Prompt: Should the word "Point" occur in a line of the records, copy that line.

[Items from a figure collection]

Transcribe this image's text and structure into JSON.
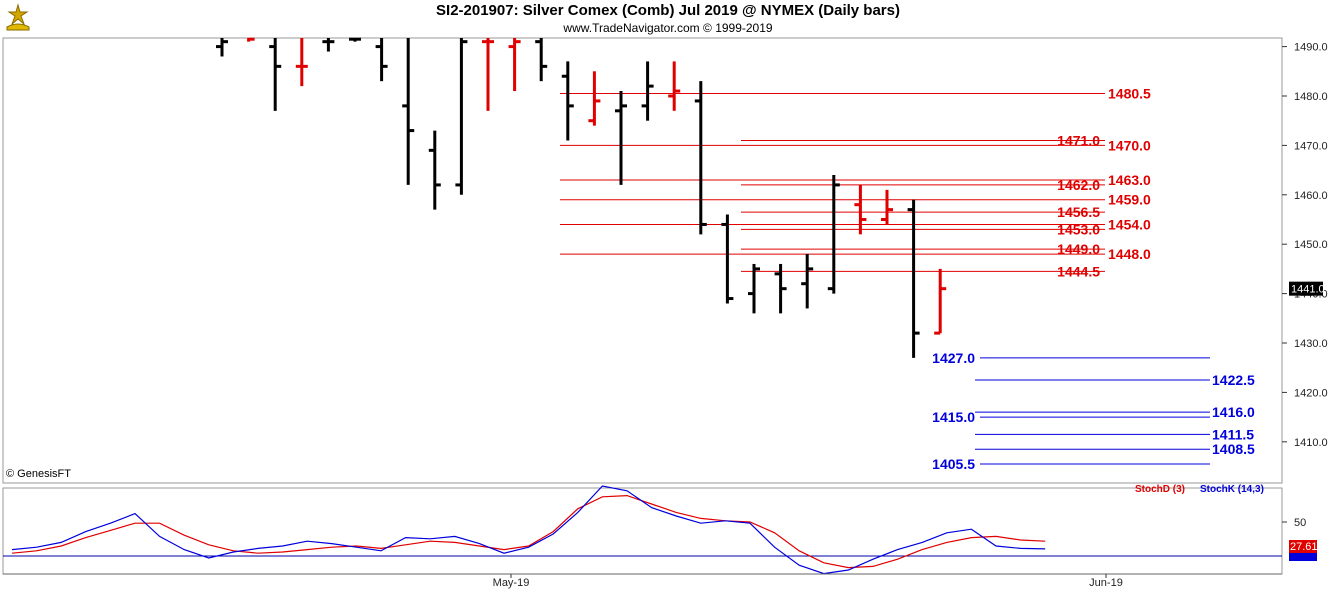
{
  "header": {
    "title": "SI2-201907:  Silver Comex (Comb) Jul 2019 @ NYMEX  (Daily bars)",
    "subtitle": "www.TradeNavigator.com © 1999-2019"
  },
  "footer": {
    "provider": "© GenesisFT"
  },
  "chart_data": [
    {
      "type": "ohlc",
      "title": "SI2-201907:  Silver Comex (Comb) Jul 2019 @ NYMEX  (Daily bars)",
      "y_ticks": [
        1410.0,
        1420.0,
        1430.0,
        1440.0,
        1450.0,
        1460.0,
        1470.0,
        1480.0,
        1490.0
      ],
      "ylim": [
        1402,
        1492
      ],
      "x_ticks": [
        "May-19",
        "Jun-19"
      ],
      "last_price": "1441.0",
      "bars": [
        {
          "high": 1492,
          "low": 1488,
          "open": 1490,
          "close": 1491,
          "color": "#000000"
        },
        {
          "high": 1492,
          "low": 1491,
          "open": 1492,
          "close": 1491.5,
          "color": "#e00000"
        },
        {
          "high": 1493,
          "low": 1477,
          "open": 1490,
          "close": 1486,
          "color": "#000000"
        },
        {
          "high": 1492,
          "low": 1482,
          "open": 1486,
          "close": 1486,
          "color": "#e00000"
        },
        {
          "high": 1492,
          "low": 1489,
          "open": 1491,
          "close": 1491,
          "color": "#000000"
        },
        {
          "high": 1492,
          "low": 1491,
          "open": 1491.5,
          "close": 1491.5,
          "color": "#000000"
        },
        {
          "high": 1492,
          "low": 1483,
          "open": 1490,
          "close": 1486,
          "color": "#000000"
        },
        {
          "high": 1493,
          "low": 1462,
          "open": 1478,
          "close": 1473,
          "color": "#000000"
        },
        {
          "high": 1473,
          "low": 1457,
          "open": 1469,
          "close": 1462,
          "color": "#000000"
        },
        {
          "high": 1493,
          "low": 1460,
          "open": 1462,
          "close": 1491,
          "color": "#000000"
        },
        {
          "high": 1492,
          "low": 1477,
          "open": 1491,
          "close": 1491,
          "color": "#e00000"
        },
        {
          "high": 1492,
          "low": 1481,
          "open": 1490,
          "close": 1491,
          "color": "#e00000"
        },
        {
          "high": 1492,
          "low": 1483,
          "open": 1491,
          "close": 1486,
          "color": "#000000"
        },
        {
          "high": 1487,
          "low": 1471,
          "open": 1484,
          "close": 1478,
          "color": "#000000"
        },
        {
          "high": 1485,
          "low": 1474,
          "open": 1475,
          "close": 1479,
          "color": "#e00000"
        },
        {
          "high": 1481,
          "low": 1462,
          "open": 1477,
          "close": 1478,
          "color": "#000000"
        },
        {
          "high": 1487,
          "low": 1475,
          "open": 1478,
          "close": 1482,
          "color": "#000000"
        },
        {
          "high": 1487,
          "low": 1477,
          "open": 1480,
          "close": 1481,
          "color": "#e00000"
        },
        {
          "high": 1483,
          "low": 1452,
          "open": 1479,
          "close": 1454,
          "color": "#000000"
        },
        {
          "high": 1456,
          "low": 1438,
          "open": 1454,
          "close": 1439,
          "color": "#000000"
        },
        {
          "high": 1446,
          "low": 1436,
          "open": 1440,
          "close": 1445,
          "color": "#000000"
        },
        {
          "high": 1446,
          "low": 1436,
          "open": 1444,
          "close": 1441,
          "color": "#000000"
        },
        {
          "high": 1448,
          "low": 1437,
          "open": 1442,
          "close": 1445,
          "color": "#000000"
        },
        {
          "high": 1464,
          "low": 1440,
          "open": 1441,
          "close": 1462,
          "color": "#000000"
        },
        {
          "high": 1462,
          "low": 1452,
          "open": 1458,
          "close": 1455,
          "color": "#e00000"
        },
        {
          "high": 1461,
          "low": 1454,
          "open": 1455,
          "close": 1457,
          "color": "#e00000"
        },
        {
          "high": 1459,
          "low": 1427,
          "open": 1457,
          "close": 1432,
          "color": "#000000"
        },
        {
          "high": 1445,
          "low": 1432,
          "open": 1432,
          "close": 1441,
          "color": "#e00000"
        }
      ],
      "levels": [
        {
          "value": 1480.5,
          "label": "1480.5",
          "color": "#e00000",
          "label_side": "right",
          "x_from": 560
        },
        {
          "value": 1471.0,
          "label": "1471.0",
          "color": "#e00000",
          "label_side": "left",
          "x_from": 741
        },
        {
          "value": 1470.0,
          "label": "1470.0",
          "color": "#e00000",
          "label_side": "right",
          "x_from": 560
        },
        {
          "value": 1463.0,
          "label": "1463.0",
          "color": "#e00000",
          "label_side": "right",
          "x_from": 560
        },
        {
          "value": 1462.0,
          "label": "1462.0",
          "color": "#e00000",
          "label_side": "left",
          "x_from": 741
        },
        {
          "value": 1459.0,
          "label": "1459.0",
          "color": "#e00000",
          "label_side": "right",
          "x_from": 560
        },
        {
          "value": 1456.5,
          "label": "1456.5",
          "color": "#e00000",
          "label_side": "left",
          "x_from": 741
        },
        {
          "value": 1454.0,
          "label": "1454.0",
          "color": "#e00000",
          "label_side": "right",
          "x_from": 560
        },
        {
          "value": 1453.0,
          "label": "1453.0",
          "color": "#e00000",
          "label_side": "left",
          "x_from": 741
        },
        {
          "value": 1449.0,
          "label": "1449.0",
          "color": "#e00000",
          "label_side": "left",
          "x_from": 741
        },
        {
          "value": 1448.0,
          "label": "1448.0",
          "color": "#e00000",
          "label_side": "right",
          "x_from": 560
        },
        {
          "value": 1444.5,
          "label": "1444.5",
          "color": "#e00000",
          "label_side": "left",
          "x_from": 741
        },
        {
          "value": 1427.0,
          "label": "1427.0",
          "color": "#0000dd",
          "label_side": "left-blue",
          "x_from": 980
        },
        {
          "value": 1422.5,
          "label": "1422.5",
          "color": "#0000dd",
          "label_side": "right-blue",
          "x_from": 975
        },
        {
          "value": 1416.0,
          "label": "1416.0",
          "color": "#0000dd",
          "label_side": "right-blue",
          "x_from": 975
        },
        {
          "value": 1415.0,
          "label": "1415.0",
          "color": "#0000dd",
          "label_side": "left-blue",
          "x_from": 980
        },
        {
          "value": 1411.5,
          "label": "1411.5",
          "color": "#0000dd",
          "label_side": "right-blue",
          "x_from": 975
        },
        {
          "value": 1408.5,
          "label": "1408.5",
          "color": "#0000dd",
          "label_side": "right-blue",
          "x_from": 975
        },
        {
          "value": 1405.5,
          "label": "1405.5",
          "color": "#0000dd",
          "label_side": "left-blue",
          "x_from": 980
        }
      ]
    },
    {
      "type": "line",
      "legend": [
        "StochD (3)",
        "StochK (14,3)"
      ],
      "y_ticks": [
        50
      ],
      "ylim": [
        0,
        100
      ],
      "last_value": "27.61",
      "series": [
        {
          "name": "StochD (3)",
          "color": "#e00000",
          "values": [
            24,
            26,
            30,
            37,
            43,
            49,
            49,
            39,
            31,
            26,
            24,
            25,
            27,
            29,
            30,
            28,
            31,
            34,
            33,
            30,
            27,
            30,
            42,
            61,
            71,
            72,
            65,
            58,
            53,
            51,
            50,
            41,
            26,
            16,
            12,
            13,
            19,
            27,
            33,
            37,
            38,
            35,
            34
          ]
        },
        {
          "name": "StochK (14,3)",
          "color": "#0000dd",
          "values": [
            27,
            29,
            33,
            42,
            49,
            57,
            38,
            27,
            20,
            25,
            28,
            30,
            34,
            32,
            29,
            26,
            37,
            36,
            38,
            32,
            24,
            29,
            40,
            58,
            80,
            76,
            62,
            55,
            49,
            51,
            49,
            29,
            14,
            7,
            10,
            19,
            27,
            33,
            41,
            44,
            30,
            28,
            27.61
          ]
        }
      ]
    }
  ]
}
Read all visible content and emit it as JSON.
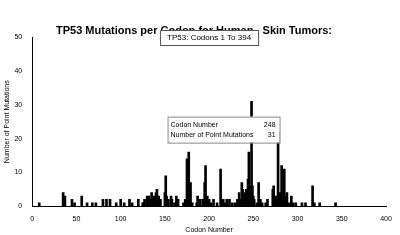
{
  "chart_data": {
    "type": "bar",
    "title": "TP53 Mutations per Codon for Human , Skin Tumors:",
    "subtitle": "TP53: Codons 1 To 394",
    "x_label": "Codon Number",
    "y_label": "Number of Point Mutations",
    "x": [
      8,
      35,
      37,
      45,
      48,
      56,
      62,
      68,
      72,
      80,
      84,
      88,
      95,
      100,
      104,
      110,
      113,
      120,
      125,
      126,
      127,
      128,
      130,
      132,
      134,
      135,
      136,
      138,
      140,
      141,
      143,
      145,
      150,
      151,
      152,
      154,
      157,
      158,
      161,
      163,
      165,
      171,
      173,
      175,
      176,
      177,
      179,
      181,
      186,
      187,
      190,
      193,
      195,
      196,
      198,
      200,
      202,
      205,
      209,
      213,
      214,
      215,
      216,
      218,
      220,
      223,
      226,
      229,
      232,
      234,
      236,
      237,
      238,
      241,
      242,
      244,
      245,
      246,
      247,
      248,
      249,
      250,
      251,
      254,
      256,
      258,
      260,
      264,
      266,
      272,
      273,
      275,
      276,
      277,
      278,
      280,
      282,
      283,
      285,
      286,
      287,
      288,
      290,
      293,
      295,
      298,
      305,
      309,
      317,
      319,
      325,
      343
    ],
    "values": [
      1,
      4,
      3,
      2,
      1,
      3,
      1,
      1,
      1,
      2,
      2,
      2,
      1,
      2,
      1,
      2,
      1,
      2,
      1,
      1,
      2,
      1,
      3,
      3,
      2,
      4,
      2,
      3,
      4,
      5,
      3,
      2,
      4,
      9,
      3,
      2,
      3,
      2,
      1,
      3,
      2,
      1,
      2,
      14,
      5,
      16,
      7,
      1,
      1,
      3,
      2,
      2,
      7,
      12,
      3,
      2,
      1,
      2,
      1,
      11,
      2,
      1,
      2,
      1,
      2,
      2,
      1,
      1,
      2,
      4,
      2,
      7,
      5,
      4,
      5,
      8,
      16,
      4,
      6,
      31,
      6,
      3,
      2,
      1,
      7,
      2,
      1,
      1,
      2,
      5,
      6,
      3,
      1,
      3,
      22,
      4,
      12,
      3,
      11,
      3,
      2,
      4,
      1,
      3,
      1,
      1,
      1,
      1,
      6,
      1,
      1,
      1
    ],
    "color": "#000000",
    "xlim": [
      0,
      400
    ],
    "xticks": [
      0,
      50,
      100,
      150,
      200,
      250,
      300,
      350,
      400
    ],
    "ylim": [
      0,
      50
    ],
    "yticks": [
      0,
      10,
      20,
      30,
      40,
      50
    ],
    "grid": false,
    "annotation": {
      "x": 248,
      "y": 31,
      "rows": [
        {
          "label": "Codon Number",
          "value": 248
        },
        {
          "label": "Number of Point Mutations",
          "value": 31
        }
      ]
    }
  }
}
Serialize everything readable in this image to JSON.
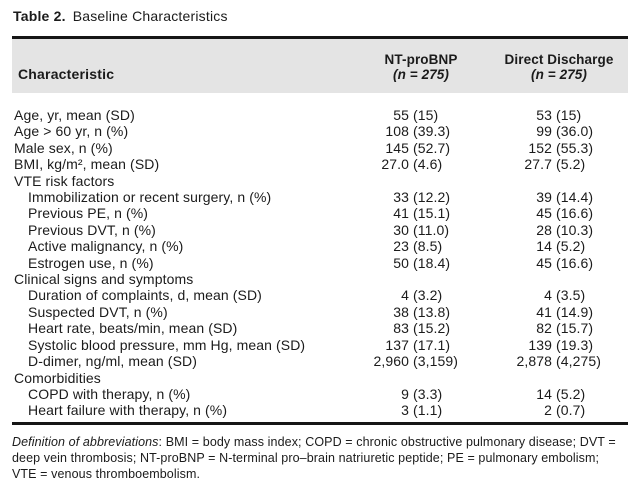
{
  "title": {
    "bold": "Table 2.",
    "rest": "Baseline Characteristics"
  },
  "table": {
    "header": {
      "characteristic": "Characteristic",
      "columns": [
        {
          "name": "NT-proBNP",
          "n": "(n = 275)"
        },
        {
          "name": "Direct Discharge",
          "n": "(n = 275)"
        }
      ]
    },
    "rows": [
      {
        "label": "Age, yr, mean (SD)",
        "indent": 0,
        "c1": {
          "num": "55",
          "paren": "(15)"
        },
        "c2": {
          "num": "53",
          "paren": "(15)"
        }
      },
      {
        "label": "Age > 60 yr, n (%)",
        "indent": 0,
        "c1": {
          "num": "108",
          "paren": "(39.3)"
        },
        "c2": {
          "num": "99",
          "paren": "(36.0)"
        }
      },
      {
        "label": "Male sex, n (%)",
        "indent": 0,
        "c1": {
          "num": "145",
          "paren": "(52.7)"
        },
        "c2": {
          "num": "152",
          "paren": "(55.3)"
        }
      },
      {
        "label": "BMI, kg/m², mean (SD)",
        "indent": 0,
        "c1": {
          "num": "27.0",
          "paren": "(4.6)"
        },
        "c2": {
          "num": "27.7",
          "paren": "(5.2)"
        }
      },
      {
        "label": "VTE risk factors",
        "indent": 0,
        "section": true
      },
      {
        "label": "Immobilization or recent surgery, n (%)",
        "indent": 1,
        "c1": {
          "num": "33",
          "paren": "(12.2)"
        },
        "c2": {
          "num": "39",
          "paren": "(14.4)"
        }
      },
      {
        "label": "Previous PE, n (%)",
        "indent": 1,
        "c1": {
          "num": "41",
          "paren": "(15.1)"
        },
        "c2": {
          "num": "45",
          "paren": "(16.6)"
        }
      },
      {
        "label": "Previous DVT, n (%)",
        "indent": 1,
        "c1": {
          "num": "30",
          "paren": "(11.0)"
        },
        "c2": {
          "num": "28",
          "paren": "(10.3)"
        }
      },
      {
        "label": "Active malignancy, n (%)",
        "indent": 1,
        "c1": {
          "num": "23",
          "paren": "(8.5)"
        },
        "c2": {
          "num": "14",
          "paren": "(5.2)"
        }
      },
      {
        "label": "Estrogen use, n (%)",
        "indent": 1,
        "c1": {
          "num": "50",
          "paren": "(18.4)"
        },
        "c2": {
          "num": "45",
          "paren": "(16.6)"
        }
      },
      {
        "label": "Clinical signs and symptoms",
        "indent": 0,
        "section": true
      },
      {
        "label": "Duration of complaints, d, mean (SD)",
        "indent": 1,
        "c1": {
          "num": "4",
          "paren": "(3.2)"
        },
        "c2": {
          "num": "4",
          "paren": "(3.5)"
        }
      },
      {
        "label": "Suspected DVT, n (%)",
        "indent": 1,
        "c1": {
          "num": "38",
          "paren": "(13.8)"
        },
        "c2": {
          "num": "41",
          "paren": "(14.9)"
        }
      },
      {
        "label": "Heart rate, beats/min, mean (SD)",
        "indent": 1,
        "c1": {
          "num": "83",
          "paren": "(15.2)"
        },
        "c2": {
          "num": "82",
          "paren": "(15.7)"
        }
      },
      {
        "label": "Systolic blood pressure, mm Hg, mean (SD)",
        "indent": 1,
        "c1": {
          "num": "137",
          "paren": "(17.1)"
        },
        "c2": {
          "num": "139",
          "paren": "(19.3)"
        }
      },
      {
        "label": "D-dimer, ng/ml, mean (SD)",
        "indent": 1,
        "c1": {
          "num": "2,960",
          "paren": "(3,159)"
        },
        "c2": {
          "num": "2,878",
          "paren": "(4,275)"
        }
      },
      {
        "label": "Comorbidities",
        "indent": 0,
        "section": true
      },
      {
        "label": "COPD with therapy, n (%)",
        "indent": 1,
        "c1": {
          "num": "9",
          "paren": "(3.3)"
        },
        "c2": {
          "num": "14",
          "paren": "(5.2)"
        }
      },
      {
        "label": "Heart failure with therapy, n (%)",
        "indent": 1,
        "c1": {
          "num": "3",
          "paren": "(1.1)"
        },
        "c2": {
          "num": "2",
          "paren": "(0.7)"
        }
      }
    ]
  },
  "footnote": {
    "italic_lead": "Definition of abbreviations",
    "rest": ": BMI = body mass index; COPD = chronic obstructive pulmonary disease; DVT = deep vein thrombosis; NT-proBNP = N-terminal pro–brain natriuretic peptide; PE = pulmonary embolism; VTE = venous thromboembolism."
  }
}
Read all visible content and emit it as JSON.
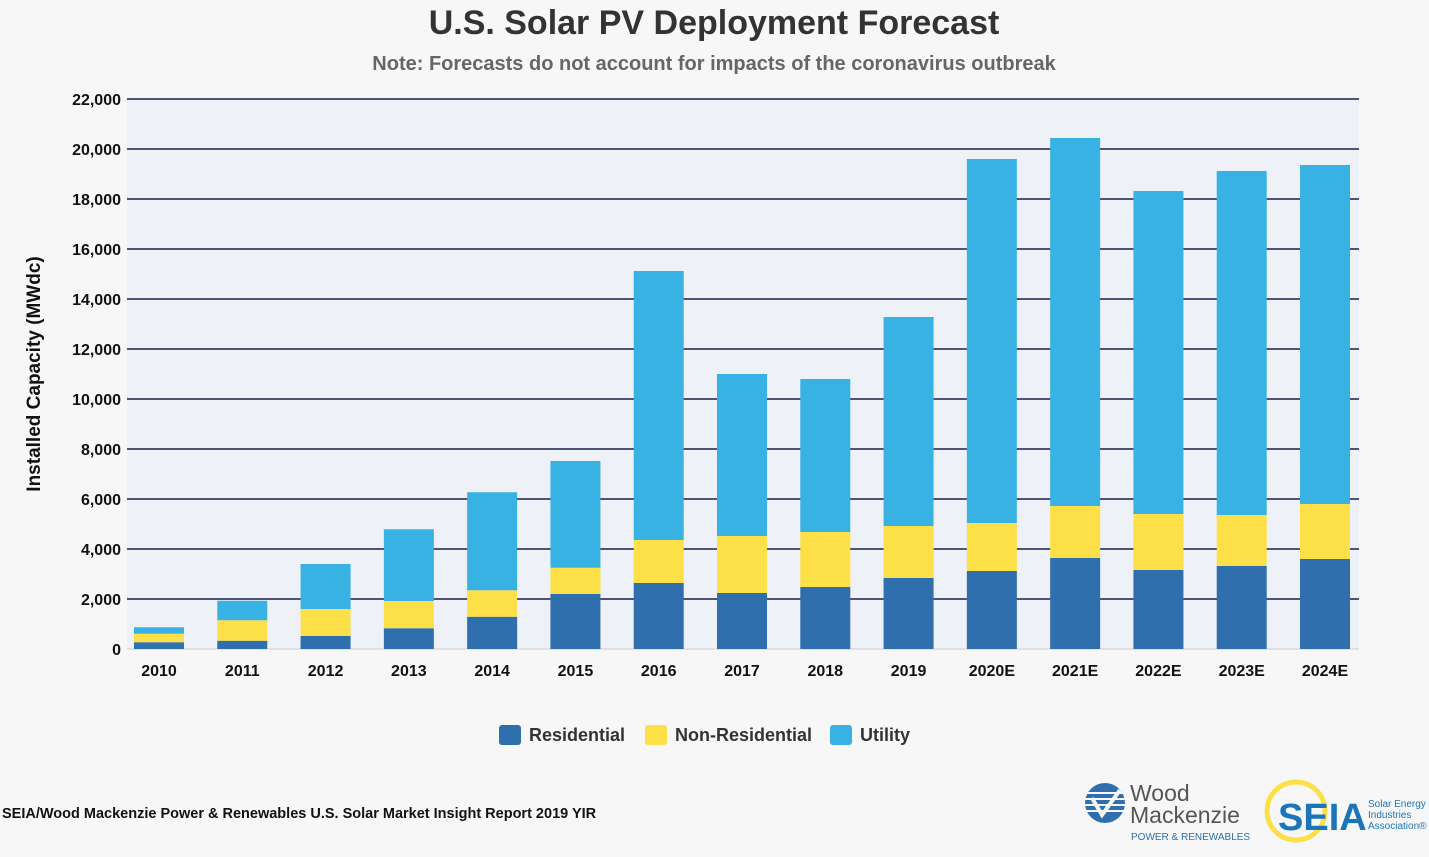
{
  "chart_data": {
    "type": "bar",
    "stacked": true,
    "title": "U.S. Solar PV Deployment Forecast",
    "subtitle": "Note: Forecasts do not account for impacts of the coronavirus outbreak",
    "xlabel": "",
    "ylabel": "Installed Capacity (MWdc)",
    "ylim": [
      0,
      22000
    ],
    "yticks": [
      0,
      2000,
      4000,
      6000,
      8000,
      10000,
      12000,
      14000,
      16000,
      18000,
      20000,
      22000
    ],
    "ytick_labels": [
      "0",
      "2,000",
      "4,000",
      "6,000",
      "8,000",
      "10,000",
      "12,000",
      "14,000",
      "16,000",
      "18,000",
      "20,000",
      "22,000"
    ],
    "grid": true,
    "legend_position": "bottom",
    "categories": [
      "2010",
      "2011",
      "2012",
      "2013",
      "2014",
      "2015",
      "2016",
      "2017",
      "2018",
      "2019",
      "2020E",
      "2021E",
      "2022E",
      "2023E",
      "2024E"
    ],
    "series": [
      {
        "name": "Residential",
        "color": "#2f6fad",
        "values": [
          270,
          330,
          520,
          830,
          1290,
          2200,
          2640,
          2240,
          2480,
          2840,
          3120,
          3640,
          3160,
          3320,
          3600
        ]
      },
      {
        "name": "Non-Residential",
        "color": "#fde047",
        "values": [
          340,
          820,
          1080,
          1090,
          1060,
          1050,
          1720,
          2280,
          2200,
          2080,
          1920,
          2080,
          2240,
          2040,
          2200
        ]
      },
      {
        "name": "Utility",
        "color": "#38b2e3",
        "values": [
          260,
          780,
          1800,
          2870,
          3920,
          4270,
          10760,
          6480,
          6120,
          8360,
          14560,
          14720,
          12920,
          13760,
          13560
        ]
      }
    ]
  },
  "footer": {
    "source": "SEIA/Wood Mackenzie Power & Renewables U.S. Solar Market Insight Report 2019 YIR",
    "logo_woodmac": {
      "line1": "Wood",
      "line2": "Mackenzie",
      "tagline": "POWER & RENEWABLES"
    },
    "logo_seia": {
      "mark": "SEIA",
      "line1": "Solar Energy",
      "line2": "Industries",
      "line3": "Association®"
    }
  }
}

Result below:
    "y_label": "Number of Point Mutations",
          "label": "Number of Point Mutations",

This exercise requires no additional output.